Extracted records
□ □ □ □ □

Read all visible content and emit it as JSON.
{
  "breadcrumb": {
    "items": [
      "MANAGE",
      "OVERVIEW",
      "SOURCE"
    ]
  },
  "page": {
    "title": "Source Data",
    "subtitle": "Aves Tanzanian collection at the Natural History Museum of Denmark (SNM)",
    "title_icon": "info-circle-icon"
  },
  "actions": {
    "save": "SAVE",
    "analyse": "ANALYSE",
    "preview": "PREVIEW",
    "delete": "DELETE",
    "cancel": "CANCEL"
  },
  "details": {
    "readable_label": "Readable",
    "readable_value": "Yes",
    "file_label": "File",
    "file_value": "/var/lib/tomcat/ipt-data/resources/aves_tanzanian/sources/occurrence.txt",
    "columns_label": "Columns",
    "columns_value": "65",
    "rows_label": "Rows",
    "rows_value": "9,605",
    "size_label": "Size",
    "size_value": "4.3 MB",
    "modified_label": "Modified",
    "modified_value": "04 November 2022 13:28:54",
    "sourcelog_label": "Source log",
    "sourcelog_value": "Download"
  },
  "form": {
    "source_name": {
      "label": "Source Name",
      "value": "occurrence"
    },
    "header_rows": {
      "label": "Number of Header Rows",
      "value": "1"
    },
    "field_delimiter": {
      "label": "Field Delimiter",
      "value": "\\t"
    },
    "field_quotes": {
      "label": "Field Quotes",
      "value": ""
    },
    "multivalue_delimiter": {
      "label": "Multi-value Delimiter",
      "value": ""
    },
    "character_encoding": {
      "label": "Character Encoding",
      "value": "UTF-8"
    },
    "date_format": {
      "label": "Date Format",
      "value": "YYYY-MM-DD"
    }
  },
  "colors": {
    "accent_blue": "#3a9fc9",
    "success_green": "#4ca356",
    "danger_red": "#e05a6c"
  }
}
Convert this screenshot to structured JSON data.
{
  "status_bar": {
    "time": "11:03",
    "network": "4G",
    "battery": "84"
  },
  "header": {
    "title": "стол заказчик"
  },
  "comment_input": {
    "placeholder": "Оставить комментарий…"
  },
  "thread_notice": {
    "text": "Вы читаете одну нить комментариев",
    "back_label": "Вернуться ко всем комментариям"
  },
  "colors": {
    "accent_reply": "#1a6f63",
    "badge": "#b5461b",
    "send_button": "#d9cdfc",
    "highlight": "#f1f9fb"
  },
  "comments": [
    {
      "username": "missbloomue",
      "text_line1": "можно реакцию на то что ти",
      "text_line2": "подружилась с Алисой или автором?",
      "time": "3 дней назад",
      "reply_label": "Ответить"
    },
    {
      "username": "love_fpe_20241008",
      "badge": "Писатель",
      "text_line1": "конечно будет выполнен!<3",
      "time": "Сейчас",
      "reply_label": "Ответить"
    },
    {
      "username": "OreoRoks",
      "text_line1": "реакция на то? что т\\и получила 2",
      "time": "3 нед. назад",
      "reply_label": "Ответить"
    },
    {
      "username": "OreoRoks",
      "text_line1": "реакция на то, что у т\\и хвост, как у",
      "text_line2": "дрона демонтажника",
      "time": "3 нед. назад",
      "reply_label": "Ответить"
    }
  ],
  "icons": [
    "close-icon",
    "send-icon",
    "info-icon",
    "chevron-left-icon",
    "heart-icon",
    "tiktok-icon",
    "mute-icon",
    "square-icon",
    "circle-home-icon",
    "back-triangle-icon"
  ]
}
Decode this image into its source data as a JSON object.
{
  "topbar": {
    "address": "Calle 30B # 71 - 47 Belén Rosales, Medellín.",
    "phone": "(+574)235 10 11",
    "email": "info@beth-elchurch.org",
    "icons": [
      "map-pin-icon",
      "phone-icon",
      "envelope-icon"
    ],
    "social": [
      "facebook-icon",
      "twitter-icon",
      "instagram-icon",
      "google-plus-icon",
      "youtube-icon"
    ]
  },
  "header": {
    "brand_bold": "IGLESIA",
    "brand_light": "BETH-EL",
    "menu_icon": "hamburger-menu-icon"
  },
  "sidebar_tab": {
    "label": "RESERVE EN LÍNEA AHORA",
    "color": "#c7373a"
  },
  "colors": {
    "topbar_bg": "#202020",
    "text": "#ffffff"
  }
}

□ □ □ □ □

Please restate the records in full, word for word.

Read all visible content and emit it as JSON.
{
  "breadcrumb": {
    "items": [
      "MANAGE",
      "OVERVIEW",
      "SOURCE"
    ]
  },
  "page": {
    "title": "Source Data",
    "subtitle": "Aves Tanzanian collection at the Natural History Museum of Denmark (SNM)",
    "title_icon": "info-circle-icon"
  },
  "actions": {
    "save": "SAVE",
    "analyse": "ANALYSE",
    "preview": "PREVIEW",
    "delete": "DELETE",
    "cancel": "CANCEL"
  },
  "details": {
    "readable_label": "Readable",
    "readable_value": "Yes",
    "file_label": "File",
    "file_value": "/var/lib/tomcat/ipt-data/resources/aves_tanzanian/sources/occurrence.txt",
    "columns_label": "Columns",
    "columns_value": "65",
    "rows_label": "Rows",
    "rows_value": "9,605",
    "size_label": "Size",
    "size_value": "4.3 MB",
    "modified_label": "Modified",
    "modified_value": "04 November 2022 13:28:54",
    "sourcelog_label": "Source log",
    "sourcelog_value": "Download"
  },
  "form": {
    "source_name": {
      "label": "Source Name",
      "value": "occurrence"
    },
    "header_rows": {
      "label": "Number of Header Rows",
      "value": "1"
    },
    "field_delimiter": {
      "label": "Field Delimiter",
      "value": "\\t"
    },
    "field_quotes": {
      "label": "Field Quotes",
      "value": ""
    },
    "multivalue_delimiter": {
      "label": "Multi-value Delimiter",
      "value": ""
    },
    "character_encoding": {
      "label": "Character Encoding",
      "value": "UTF-8"
    },
    "date_format": {
      "label": "Date Format",
      "value": "YYYY-MM-DD"
    }
  },
  "colors": {
    "accent_blue": "#3a9fc9",
    "success_green": "#4ca356",
    "danger_red": "#e05a6c"
  }
}
Convert this screenshot to structured JSON data.
{
  "status_bar": {
    "time": "11:03",
    "network": "4G",
    "battery": "84"
  },
  "header": {
    "title": "стол заказчик"
  },
  "comment_input": {
    "placeholder": "Оставить комментарий…"
  },
  "thread_notice": {
    "text": "Вы читаете одну нить комментариев",
    "back_label": "Вернуться ко всем комментариям"
  },
  "colors": {
    "accent_reply": "#1a6f63",
    "badge": "#b5461b",
    "send_button": "#d9cdfc",
    "highlight": "#f1f9fb"
  },
  "comments": [
    {
      "username": "missbloomue",
      "text_line1": "можно реакцию на то что ти",
      "text_line2": "подружилась с Алисой или автором?",
      "time": "3 дней назад",
      "reply_label": "Ответить"
    },
    {
      "username": "love_fpe_20241008",
      "badge": "Писатель",
      "text_line1": "конечно будет выполнен!<3",
      "time": "Сейчас",
      "reply_label": "Ответить"
    },
    {
      "username": "OreoRoks",
      "text_line1": "реакция на то? что т\\и получила 2",
      "time": "3 нед. назад",
      "reply_label": "Ответить"
    },
    {
      "username": "OreoRoks",
      "text_line1": "реакция на то, что у т\\и хвост, как у",
      "text_line2": "дрона демонтажника",
      "time": "3 нед. назад",
      "reply_label": "Ответить"
    }
  ],
  "icons": [
    "close-icon",
    "send-icon",
    "info-icon",
    "chevron-left-icon",
    "heart-icon",
    "tiktok-icon",
    "mute-icon",
    "square-icon",
    "circle-home-icon",
    "back-triangle-icon"
  ]
}
Decode this image into its source data as a JSON object.
{
  "topbar": {
    "address": "Calle 30B # 71 - 47 Belén Rosales, Medellín.",
    "phone": "(+574)235 10 11",
    "email": "info@beth-elchurch.org",
    "icons": [
      "map-pin-icon",
      "phone-icon",
      "envelope-icon"
    ],
    "social": [
      "facebook-icon",
      "twitter-icon",
      "instagram-icon",
      "google-plus-icon",
      "youtube-icon"
    ]
  },
  "header": {
    "brand_bold": "IGLESIA",
    "brand_light": "BETH-EL",
    "menu_icon": "hamburger-menu-icon"
  },
  "sidebar_tab": {
    "label": "RESERVE EN LÍNEA AHORA",
    "color": "#c7373a"
  },
  "colors": {
    "topbar_bg": "#202020",
    "text": "#ffffff"
  }
}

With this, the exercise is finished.